Your goal: Check each line of the data below for the word "image", then extract the ones that have it.

Supplied material:
= = = =
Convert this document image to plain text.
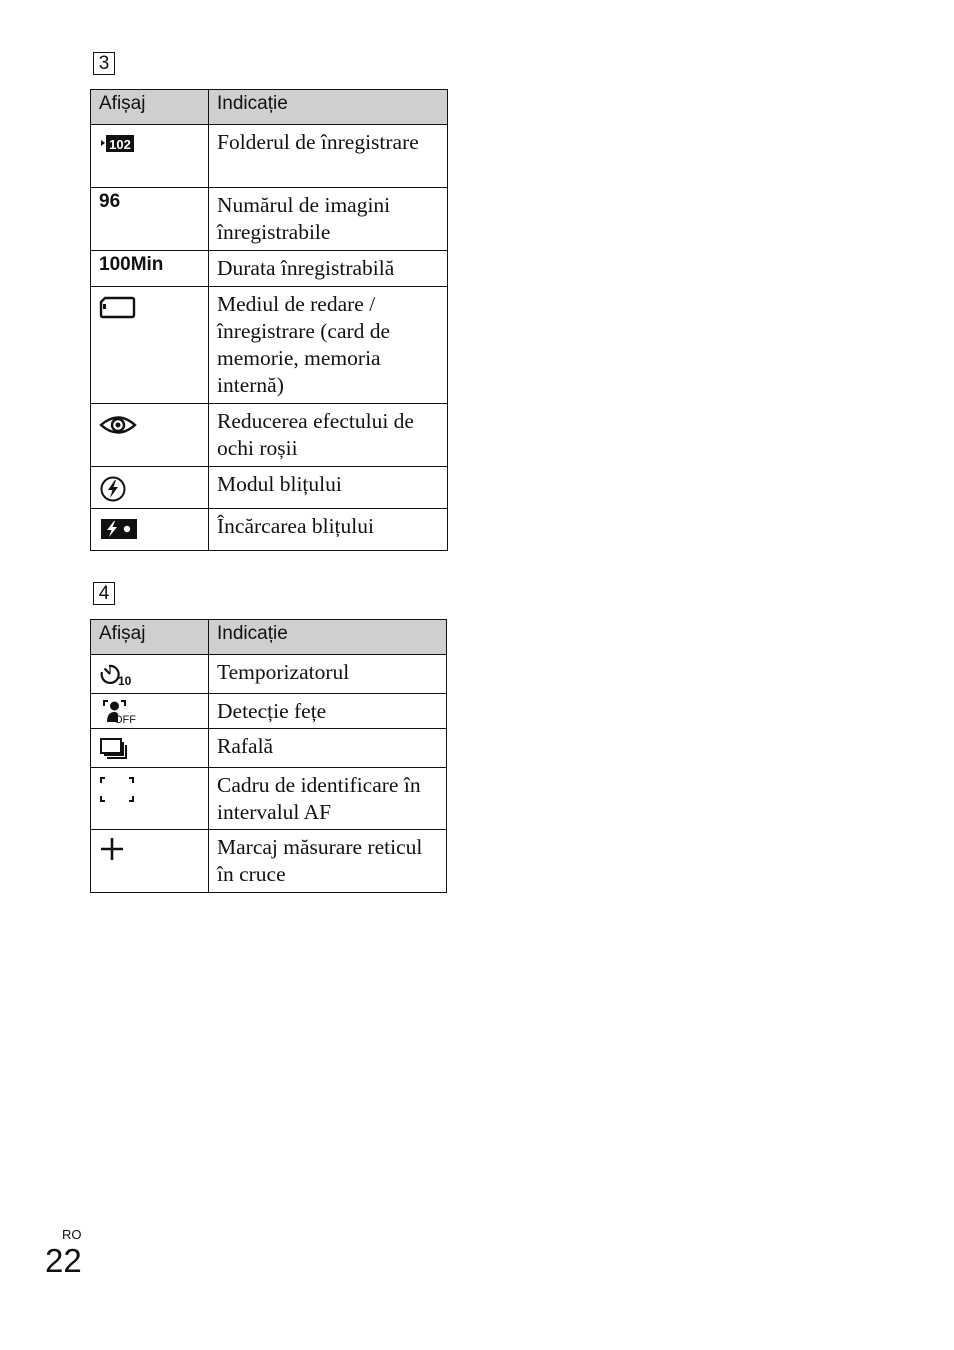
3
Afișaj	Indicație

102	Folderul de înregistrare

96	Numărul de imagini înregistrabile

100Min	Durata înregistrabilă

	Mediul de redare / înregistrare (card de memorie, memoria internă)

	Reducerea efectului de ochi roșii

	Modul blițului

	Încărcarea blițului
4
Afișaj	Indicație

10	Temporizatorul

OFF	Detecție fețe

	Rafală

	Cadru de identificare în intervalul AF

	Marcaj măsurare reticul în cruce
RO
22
= = = =
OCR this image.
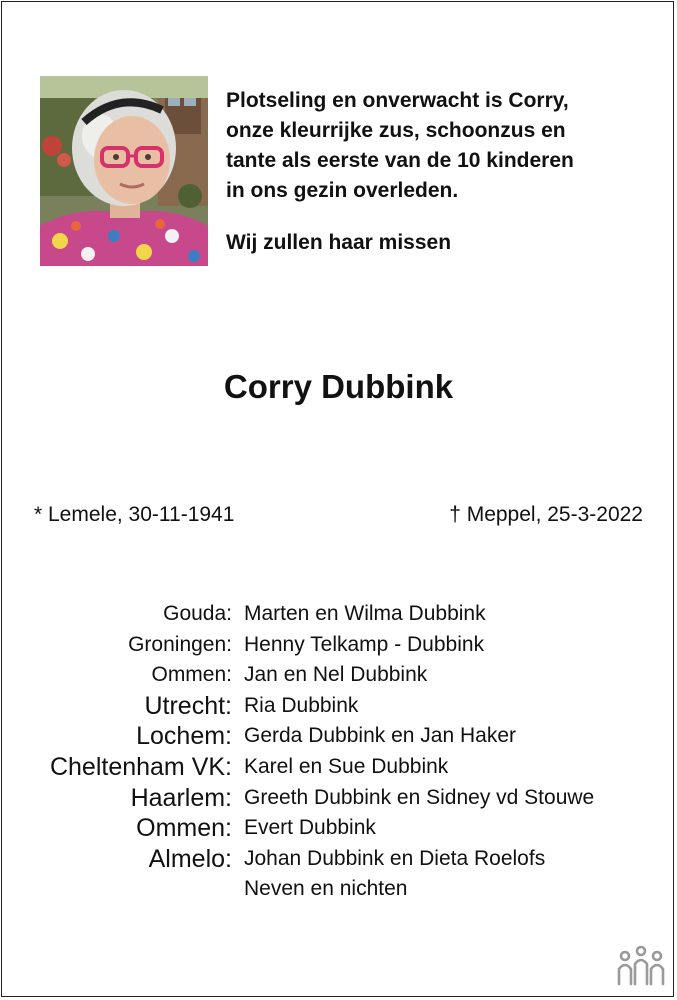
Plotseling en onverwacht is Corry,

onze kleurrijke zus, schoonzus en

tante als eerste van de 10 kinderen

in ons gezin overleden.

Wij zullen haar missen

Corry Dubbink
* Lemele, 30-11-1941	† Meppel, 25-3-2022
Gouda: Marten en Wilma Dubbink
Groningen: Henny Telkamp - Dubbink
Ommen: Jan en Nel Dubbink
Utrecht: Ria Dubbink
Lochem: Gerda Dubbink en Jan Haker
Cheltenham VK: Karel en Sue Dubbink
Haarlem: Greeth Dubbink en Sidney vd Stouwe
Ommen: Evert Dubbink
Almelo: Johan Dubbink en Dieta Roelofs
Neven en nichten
= = = =
Result:
Convert this document image to plain text.
OCR this image.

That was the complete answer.